▸ **Record list**:
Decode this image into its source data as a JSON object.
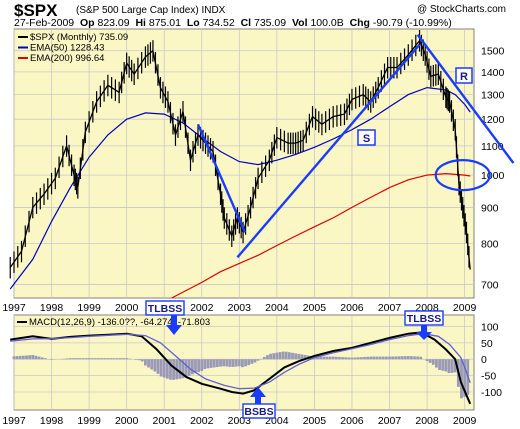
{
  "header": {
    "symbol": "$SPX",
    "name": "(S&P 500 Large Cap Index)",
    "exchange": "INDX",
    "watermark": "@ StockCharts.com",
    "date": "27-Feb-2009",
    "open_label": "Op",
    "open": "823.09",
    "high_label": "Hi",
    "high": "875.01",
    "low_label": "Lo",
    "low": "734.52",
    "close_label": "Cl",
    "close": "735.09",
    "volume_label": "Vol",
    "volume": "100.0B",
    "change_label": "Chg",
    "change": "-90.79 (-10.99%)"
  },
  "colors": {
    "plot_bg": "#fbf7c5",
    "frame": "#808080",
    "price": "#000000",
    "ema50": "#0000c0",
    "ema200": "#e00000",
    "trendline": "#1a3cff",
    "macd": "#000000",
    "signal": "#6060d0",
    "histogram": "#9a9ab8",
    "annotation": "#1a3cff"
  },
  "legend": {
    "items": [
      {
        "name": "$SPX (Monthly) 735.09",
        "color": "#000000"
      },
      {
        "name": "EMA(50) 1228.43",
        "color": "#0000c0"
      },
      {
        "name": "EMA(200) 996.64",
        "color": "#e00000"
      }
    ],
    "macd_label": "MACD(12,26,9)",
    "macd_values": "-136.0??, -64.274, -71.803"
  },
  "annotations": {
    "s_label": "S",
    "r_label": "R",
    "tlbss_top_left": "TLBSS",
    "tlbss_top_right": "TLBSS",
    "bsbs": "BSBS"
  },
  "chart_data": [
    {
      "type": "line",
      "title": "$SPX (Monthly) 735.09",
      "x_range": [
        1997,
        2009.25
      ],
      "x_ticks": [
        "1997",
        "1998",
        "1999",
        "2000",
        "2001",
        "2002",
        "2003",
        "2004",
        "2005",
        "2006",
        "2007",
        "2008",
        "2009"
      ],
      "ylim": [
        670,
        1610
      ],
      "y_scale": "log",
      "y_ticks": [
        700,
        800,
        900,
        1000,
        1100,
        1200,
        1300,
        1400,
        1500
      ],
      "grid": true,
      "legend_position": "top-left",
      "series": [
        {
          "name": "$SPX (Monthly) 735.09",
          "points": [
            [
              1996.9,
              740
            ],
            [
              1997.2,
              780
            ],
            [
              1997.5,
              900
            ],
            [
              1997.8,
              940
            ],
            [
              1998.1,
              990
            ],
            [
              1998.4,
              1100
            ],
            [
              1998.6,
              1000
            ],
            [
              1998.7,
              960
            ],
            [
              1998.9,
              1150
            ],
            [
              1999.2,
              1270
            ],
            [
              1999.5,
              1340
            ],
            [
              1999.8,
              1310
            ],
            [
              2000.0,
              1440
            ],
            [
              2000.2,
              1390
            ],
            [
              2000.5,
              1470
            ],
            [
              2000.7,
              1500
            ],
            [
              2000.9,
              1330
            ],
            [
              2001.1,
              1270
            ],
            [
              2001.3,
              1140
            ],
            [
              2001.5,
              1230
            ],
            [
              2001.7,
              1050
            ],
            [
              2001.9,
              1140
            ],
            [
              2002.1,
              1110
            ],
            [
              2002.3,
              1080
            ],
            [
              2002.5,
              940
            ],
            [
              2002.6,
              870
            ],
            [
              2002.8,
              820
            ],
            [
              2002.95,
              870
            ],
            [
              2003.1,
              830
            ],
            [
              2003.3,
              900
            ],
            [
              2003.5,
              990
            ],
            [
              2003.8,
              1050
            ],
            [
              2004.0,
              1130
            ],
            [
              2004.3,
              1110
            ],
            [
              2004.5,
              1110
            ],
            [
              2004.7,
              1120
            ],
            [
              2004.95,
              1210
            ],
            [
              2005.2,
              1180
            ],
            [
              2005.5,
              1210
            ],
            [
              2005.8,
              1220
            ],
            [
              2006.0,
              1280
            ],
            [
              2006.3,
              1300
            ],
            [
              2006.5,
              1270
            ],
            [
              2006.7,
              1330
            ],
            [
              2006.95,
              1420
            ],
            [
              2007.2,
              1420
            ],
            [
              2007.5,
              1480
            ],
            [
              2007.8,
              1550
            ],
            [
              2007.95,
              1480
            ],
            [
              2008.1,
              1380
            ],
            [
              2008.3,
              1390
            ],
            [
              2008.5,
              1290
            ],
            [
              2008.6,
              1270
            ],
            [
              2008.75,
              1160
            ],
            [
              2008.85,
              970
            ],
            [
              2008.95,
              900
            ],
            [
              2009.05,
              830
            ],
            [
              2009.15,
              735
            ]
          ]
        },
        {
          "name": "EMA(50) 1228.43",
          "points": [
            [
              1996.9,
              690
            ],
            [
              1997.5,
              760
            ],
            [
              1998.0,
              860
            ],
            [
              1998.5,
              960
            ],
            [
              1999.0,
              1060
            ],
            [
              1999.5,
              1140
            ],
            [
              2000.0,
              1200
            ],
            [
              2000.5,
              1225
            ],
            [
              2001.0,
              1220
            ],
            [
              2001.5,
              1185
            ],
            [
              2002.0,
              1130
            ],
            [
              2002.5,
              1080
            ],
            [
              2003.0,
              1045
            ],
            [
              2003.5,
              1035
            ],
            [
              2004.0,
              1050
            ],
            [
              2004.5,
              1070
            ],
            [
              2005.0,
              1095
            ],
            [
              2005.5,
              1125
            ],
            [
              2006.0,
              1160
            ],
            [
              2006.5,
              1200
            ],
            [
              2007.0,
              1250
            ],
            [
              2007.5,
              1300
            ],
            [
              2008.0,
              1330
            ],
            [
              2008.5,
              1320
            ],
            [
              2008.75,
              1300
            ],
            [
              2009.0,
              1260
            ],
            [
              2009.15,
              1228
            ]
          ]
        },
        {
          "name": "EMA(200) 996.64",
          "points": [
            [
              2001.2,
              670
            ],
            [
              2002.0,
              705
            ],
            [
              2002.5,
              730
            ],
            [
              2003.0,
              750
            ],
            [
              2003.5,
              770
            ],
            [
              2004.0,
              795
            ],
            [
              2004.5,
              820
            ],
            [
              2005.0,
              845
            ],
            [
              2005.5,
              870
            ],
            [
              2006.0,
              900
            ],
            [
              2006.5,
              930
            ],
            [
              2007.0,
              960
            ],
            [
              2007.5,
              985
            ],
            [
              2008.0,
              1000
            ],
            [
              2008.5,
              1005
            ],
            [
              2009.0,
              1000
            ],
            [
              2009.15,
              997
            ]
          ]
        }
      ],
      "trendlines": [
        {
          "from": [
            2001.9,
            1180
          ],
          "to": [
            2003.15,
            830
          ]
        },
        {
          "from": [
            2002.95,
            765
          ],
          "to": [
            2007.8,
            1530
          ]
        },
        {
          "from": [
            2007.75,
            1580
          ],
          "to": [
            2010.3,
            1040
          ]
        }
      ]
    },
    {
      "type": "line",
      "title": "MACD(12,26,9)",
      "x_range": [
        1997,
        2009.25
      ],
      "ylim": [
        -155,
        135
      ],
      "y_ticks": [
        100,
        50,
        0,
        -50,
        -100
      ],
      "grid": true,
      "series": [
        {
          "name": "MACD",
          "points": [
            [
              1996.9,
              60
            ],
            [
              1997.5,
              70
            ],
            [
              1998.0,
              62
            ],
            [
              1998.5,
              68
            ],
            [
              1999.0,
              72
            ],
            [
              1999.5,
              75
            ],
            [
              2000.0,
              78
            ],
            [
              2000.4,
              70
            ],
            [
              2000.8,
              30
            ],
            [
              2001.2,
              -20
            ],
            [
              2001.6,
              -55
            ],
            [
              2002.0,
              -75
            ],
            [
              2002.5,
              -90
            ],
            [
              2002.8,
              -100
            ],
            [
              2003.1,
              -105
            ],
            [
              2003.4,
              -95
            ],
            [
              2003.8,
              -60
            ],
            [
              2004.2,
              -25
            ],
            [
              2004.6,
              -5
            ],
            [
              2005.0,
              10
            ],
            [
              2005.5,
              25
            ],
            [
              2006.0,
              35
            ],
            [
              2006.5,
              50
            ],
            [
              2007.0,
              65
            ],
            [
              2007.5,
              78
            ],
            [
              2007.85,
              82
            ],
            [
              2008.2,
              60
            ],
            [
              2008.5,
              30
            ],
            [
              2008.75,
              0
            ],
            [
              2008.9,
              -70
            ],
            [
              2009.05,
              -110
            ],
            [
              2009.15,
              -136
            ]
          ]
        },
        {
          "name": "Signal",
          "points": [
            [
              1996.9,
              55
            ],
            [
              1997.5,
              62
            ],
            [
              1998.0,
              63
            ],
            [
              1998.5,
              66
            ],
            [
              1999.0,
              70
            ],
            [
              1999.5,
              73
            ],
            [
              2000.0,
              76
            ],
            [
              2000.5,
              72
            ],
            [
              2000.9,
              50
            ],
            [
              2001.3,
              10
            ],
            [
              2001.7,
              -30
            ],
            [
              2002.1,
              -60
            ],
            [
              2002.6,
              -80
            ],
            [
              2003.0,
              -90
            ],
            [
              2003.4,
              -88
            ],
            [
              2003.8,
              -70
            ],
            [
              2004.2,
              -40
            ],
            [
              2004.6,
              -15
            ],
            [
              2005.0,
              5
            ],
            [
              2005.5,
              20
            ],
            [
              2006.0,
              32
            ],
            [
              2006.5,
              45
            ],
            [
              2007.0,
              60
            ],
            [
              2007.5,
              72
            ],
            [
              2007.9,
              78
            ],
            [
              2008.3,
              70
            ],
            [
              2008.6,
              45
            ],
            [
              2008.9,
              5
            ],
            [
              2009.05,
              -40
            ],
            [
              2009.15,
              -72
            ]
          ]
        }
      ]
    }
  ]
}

▸ **Problem to work on**: Using the listing above, locate the lines that hold "Monthly" and copy each one.

▸ **Worked answer**:
        "name": "$SPX (Monthly) 735.09",
      "title": "$SPX (Monthly) 735.09",
          "name": "$SPX (Monthly) 735.09",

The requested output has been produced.